Required work => From the listing below, pull each line that includes "worth".

[Data excerpts]
***

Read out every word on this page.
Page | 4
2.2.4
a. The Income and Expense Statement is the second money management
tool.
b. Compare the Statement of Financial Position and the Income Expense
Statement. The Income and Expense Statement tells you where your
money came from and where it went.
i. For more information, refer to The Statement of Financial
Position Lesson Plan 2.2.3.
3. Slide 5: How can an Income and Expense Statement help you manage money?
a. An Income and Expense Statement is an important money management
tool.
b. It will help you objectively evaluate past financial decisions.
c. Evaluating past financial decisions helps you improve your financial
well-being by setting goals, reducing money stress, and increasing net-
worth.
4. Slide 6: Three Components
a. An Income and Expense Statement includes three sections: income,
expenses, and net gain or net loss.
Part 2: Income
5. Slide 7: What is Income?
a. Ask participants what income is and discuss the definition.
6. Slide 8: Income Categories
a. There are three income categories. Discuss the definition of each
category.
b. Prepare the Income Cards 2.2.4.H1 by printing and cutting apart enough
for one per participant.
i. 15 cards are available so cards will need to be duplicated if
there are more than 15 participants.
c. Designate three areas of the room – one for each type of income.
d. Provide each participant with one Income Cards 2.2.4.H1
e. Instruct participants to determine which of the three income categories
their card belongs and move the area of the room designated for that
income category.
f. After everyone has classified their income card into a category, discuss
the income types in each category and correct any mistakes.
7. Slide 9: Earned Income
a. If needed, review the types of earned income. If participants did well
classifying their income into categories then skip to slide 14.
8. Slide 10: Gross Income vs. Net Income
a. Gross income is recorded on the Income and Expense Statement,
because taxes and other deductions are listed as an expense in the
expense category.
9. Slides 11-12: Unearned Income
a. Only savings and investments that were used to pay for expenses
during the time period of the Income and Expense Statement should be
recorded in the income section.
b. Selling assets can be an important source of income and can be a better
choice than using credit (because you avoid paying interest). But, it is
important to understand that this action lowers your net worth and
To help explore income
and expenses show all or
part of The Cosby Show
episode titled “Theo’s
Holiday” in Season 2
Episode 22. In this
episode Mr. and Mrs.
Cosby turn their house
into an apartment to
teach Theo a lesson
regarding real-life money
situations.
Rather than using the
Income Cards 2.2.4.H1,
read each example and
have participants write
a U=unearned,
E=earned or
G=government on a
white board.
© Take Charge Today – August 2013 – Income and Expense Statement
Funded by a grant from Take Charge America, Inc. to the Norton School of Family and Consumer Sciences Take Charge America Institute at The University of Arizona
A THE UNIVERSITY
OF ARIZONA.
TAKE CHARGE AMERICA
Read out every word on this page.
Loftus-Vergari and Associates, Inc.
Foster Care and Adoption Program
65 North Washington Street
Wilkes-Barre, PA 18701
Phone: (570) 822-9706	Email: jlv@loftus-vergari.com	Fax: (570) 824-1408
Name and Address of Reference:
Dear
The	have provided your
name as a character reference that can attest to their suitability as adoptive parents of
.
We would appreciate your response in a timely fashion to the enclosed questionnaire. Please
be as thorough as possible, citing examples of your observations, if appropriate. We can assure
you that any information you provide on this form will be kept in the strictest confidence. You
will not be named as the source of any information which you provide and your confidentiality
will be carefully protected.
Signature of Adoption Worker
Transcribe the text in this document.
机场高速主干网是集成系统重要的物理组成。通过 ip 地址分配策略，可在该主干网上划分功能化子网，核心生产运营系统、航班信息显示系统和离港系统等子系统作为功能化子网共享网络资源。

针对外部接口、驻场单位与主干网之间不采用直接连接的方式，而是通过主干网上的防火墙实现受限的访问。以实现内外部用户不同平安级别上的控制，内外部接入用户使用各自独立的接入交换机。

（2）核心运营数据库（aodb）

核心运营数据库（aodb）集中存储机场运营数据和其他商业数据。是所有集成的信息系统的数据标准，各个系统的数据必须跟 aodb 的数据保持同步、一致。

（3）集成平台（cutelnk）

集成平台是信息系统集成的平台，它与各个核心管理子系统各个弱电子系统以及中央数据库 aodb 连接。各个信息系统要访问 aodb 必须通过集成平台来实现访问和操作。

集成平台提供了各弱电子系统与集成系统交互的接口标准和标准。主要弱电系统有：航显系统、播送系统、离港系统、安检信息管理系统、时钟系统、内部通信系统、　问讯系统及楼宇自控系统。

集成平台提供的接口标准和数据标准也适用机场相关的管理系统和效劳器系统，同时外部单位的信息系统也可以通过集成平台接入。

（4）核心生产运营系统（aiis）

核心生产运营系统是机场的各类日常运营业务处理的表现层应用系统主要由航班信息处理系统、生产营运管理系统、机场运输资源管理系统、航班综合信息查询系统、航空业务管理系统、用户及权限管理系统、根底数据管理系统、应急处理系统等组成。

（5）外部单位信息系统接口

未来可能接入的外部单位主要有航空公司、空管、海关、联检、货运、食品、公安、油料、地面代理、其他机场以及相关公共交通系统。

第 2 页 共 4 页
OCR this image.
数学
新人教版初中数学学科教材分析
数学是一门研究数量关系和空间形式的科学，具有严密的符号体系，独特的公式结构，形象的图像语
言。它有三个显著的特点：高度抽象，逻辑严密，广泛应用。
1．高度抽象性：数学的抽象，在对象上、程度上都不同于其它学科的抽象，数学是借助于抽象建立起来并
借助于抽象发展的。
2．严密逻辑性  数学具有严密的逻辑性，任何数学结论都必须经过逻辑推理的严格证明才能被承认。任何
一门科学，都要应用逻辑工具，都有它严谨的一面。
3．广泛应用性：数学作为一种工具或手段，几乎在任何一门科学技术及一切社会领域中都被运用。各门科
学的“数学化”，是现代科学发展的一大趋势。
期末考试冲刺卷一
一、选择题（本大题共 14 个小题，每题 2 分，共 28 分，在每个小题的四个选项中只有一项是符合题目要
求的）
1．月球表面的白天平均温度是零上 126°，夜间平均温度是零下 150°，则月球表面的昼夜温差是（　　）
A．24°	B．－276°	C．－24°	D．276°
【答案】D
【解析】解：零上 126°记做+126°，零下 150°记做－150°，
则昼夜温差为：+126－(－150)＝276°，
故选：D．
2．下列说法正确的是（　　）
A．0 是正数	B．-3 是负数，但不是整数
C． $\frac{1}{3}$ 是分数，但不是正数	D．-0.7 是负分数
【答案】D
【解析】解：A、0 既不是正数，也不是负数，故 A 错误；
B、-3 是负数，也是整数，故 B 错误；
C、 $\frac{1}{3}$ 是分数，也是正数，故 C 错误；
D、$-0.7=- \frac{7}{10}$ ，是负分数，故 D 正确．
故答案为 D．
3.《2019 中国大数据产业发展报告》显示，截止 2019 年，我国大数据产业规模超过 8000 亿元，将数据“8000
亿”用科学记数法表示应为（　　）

***

Full solution =>
worth.
important to understand that this action lowers your net worth and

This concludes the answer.